━━━━━ Recorded data ━━━━━

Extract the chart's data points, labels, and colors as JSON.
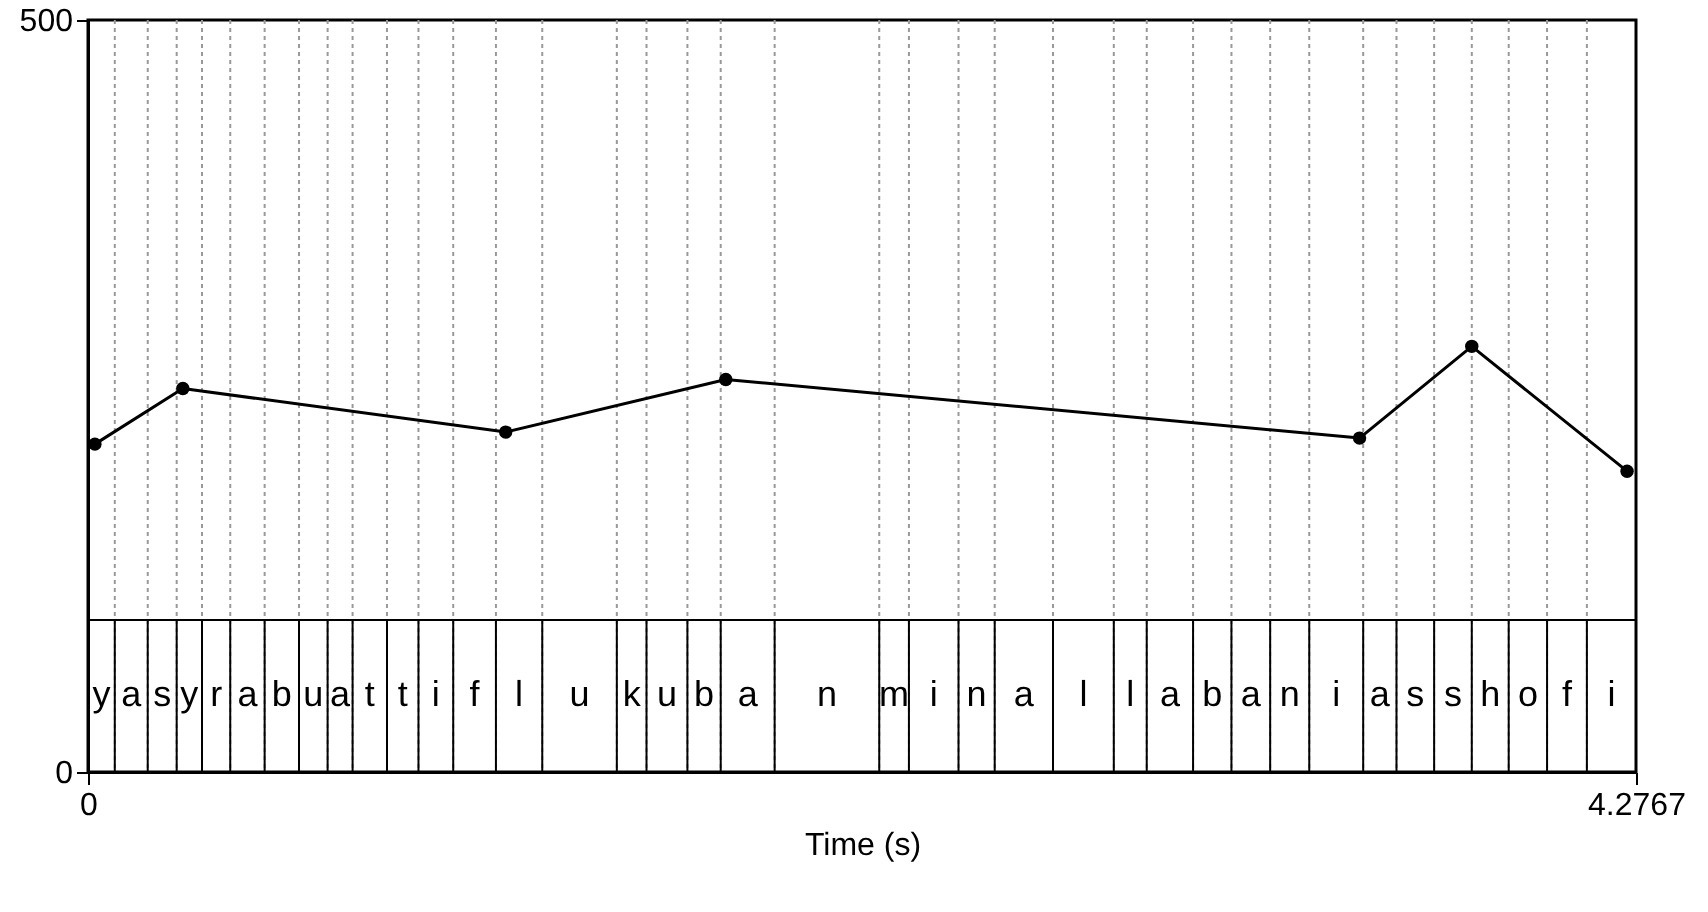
{
  "chart_data": {
    "type": "line",
    "xlabel": "Time (s)",
    "x": [
      0.019,
      0.262,
      1.154,
      1.762,
      3.513,
      3.823,
      4.252
    ],
    "series": [
      {
        "color": "#000000",
        "values": [
          218,
          255,
          226,
          261,
          222,
          283,
          200
        ]
      }
    ],
    "xlim": [
      0,
      4.2767
    ],
    "xticks": [
      0,
      4.2767
    ],
    "ylim": [
      0,
      500
    ],
    "yticks": [
      0,
      500
    ],
    "grid": false,
    "marker": "circle",
    "line_style": "solid",
    "ref_lines": [
      {
        "axis": "y",
        "value": 101,
        "color": "#000000",
        "line_style": "solid"
      },
      {
        "axis": "x",
        "value": 0.074,
        "color": "#999999",
        "line_style": "dotted"
      },
      {
        "axis": "x",
        "value": 0.165,
        "color": "#999999",
        "line_style": "dotted"
      },
      {
        "axis": "x",
        "value": 0.245,
        "color": "#999999",
        "line_style": "dotted"
      },
      {
        "axis": "x",
        "value": 0.315,
        "color": "#999999",
        "line_style": "dotted"
      },
      {
        "axis": "x",
        "value": 0.393,
        "color": "#999999",
        "line_style": "dotted"
      },
      {
        "axis": "x",
        "value": 0.488,
        "color": "#999999",
        "line_style": "dotted"
      },
      {
        "axis": "x",
        "value": 0.583,
        "color": "#999999",
        "line_style": "dotted"
      },
      {
        "axis": "x",
        "value": 0.662,
        "color": "#999999",
        "line_style": "dotted"
      },
      {
        "axis": "x",
        "value": 0.731,
        "color": "#999999",
        "line_style": "dotted"
      },
      {
        "axis": "x",
        "value": 0.826,
        "color": "#999999",
        "line_style": "dotted"
      },
      {
        "axis": "x",
        "value": 0.913,
        "color": "#999999",
        "line_style": "dotted"
      },
      {
        "axis": "x",
        "value": 1.009,
        "color": "#999999",
        "line_style": "dotted"
      },
      {
        "axis": "x",
        "value": 1.127,
        "color": "#999999",
        "line_style": "dotted"
      },
      {
        "axis": "x",
        "value": 1.255,
        "color": "#999999",
        "line_style": "dotted"
      },
      {
        "axis": "x",
        "value": 1.461,
        "color": "#999999",
        "line_style": "dotted"
      },
      {
        "axis": "x",
        "value": 1.543,
        "color": "#999999",
        "line_style": "dotted"
      },
      {
        "axis": "x",
        "value": 1.656,
        "color": "#999999",
        "line_style": "dotted"
      },
      {
        "axis": "x",
        "value": 1.748,
        "color": "#999999",
        "line_style": "dotted"
      },
      {
        "axis": "x",
        "value": 1.897,
        "color": "#999999",
        "line_style": "dotted"
      },
      {
        "axis": "x",
        "value": 2.186,
        "color": "#999999",
        "line_style": "dotted"
      },
      {
        "axis": "x",
        "value": 2.268,
        "color": "#999999",
        "line_style": "dotted"
      },
      {
        "axis": "x",
        "value": 2.405,
        "color": "#999999",
        "line_style": "dotted"
      },
      {
        "axis": "x",
        "value": 2.505,
        "color": "#999999",
        "line_style": "dotted"
      },
      {
        "axis": "x",
        "value": 2.666,
        "color": "#999999",
        "line_style": "dotted"
      },
      {
        "axis": "x",
        "value": 2.834,
        "color": "#999999",
        "line_style": "dotted"
      },
      {
        "axis": "x",
        "value": 2.925,
        "color": "#999999",
        "line_style": "dotted"
      },
      {
        "axis": "x",
        "value": 3.053,
        "color": "#999999",
        "line_style": "dotted"
      },
      {
        "axis": "x",
        "value": 3.159,
        "color": "#999999",
        "line_style": "dotted"
      },
      {
        "axis": "x",
        "value": 3.266,
        "color": "#999999",
        "line_style": "dotted"
      },
      {
        "axis": "x",
        "value": 3.374,
        "color": "#999999",
        "line_style": "dotted"
      },
      {
        "axis": "x",
        "value": 3.523,
        "color": "#999999",
        "line_style": "dotted"
      },
      {
        "axis": "x",
        "value": 3.615,
        "color": "#999999",
        "line_style": "dotted"
      },
      {
        "axis": "x",
        "value": 3.719,
        "color": "#999999",
        "line_style": "dotted"
      },
      {
        "axis": "x",
        "value": 3.823,
        "color": "#999999",
        "line_style": "dotted"
      },
      {
        "axis": "x",
        "value": 3.925,
        "color": "#999999",
        "line_style": "dotted"
      },
      {
        "axis": "x",
        "value": 4.031,
        "color": "#999999",
        "line_style": "dotted"
      },
      {
        "axis": "x",
        "value": 4.141,
        "color": "#999999",
        "line_style": "dotted"
      }
    ],
    "annotations": [
      "y",
      "a",
      "s",
      "y",
      "r",
      "a",
      "b",
      "u",
      "a",
      "t",
      "t",
      "i",
      "f",
      "l",
      "u",
      "k",
      "u",
      "b",
      "a",
      "n",
      "m",
      "i",
      "n",
      "a",
      "l",
      "l",
      "a",
      "b",
      "a",
      "n",
      "i",
      "a",
      "s",
      "s",
      "h",
      "o",
      "f",
      "i"
    ]
  }
}
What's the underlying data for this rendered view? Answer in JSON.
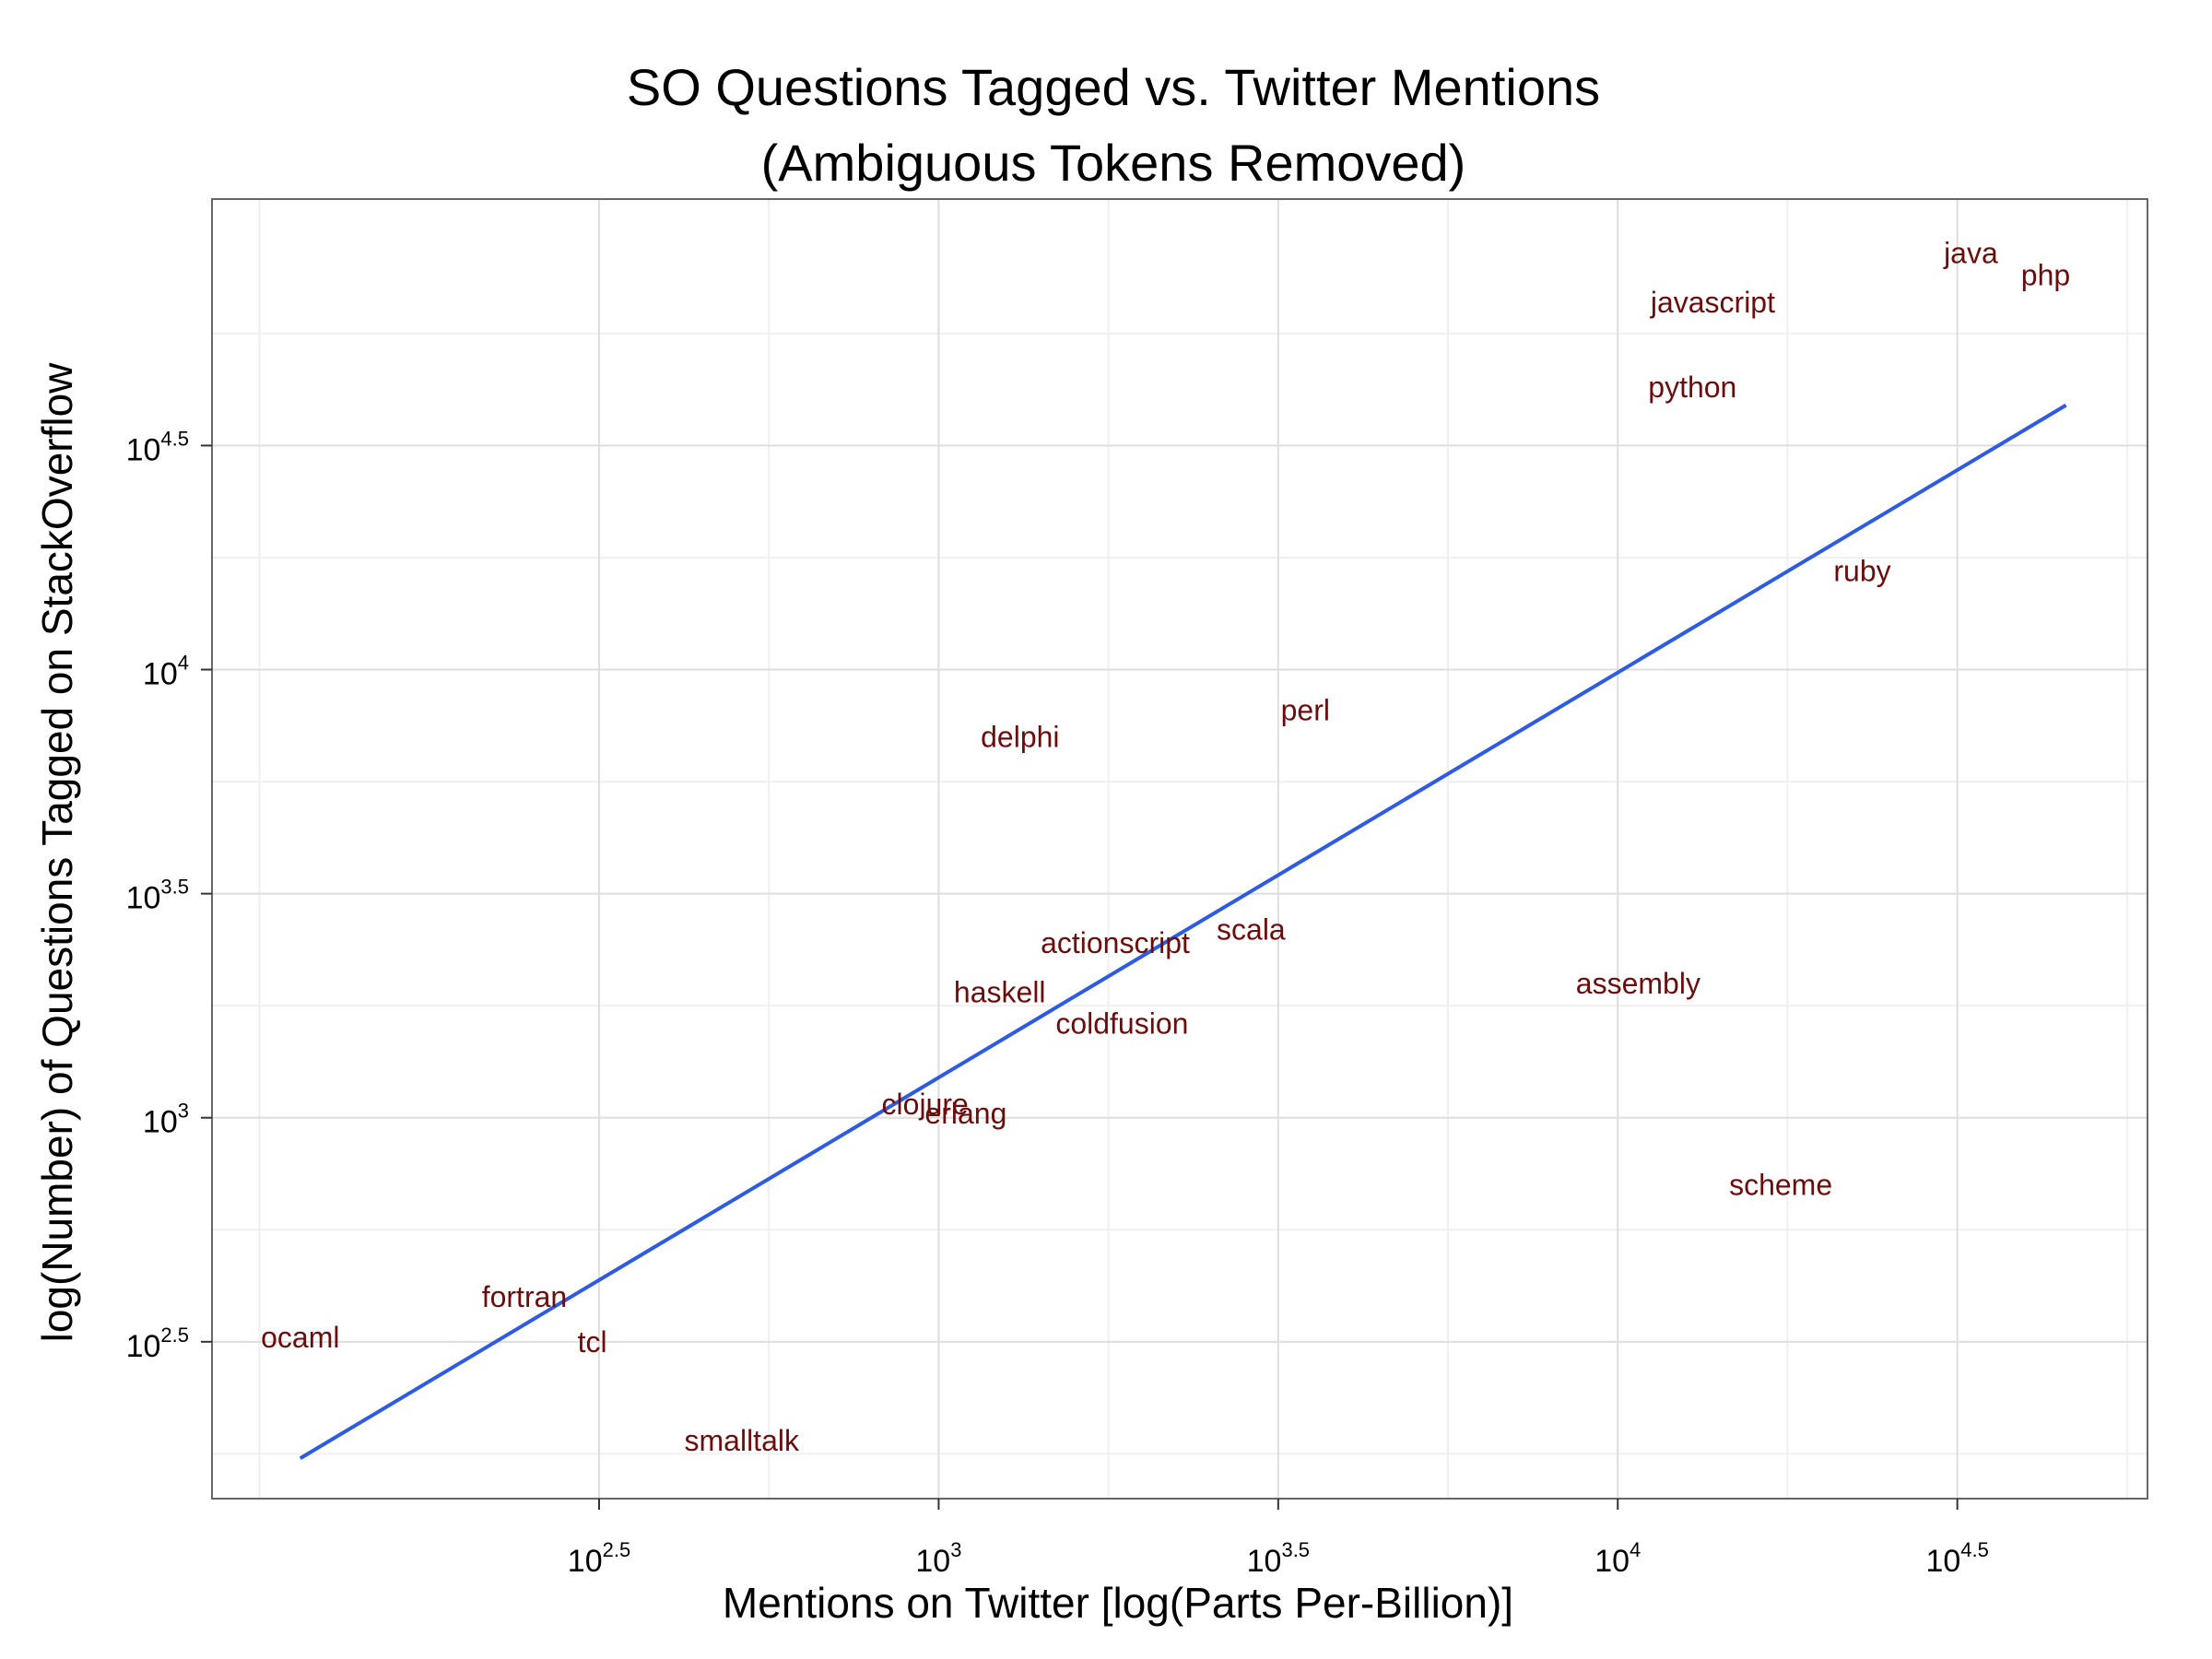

━━━━━

Aim of the task: Without the pictures, write out every entry precisely as it appears.

Response to this task:
Extract the chart's data points, labels, and colors as JSON.
{
  "chart_data": {
    "type": "line",
    "xlabel": "Time (s)",
    "x": [
      0.019,
      0.262,
      1.154,
      1.762,
      3.513,
      3.823,
      4.252
    ],
    "series": [
      {
        "color": "#000000",
        "values": [
          218,
          255,
          226,
          261,
          222,
          283,
          200
        ]
      }
    ],
    "xlim": [
      0,
      4.2767
    ],
    "xticks": [
      0,
      4.2767
    ],
    "ylim": [
      0,
      500
    ],
    "yticks": [
      0,
      500
    ],
    "grid": false,
    "marker": "circle",
    "line_style": "solid",
    "ref_lines": [
      {
        "axis": "y",
        "value": 101,
        "color": "#000000",
        "line_style": "solid"
      },
      {
        "axis": "x",
        "value": 0.074,
        "color": "#999999",
        "line_style": "dotted"
      },
      {
        "axis": "x",
        "value": 0.165,
        "color": "#999999",
        "line_style": "dotted"
      },
      {
        "axis": "x",
        "value": 0.245,
        "color": "#999999",
        "line_style": "dotted"
      },
      {
        "axis": "x",
        "value": 0.315,
        "color": "#999999",
        "line_style": "dotted"
      },
      {
        "axis": "x",
        "value": 0.393,
        "color": "#999999",
        "line_style": "dotted"
      },
      {
        "axis": "x",
        "value": 0.488,
        "color": "#999999",
        "line_style": "dotted"
      },
      {
        "axis": "x",
        "value": 0.583,
        "color": "#999999",
        "line_style": "dotted"
      },
      {
        "axis": "x",
        "value": 0.662,
        "color": "#999999",
        "line_style": "dotted"
      },
      {
        "axis": "x",
        "value": 0.731,
        "color": "#999999",
        "line_style": "dotted"
      },
      {
        "axis": "x",
        "value": 0.826,
        "color": "#999999",
        "line_style": "dotted"
      },
      {
        "axis": "x",
        "value": 0.913,
        "color": "#999999",
        "line_style": "dotted"
      },
      {
        "axis": "x",
        "value": 1.009,
        "color": "#999999",
        "line_style": "dotted"
      },
      {
        "axis": "x",
        "value": 1.127,
        "color": "#999999",
        "line_style": "dotted"
      },
      {
        "axis": "x",
        "value": 1.255,
        "color": "#999999",
        "line_style": "dotted"
      },
      {
        "axis": "x",
        "value": 1.461,
        "color": "#999999",
        "line_style": "dotted"
      },
      {
        "axis": "x",
        "value": 1.543,
        "color": "#999999",
        "line_style": "dotted"
      },
      {
        "axis": "x",
        "value": 1.656,
        "color": "#999999",
        "line_style": "dotted"
      },
      {
        "axis": "x",
        "value": 1.748,
        "color": "#999999",
        "line_style": "dotted"
      },
      {
        "axis": "x",
        "value": 1.897,
        "color": "#999999",
        "line_style": "dotted"
      },
      {
        "axis": "x",
        "value": 2.186,
        "color": "#999999",
        "line_style": "dotted"
      },
      {
        "axis": "x",
        "value": 2.268,
        "color": "#999999",
        "line_style": "dotted"
      },
      {
        "axis": "x",
        "value": 2.405,
        "color": "#999999",
        "line_style": "dotted"
      },
      {
        "axis": "x",
        "value": 2.505,
        "color": "#999999",
        "line_style": "dotted"
      },
      {
        "axis": "x",
        "value": 2.666,
        "color": "#999999",
        "line_style": "dotted"
      },
      {
        "axis": "x",
        "value": 2.834,
        "color": "#999999",
        "line_style": "dotted"
      },
      {
        "axis": "x",
        "value": 2.925,
        "color": "#999999",
        "line_style": "dotted"
      },
      {
        "axis": "x",
        "value": 3.053,
        "color": "#999999",
        "line_style": "dotted"
      },
      {
        "axis": "x",
        "value": 3.159,
        "color": "#999999",
        "line_style": "dotted"
      },
      {
        "axis": "x",
        "value": 3.266,
        "color": "#999999",
        "line_style": "dotted"
      },
      {
        "axis": "x",
        "value": 3.374,
        "color": "#999999",
        "line_style": "dotted"
      },
      {
        "axis": "x",
        "value": 3.523,
        "color": "#999999",
        "line_style": "dotted"
      },
      {
        "axis": "x",
        "value": 3.615,
        "color": "#999999",
        "line_style": "dotted"
      },
      {
        "axis": "x",
        "value": 3.719,
        "color": "#999999",
        "line_style": "dotted"
      },
      {
        "axis": "x",
        "value": 3.823,
        "color": "#999999",
        "line_style": "dotted"
      },
      {
        "axis": "x",
        "value": 3.925,
        "color": "#999999",
        "line_style": "dotted"
      },
      {
        "axis": "x",
        "value": 4.031,
        "color": "#999999",
        "line_style": "dotted"
      },
      {
        "axis": "x",
        "value": 4.141,
        "color": "#999999",
        "line_style": "dotted"
      }
    ],
    "annotations": [
      "y",
      "a",
      "s",
      "y",
      "r",
      "a",
      "b",
      "u",
      "a",
      "t",
      "t",
      "i",
      "f",
      "l",
      "u",
      "k",
      "u",
      "b",
      "a",
      "n",
      "m",
      "i",
      "n",
      "a",
      "l",
      "l",
      "a",
      "b",
      "a",
      "n",
      "i",
      "a",
      "s",
      "s",
      "h",
      "o",
      "f",
      "i"
    ]
  }
}
What's the underlying data for this rendered view? Answer in JSON.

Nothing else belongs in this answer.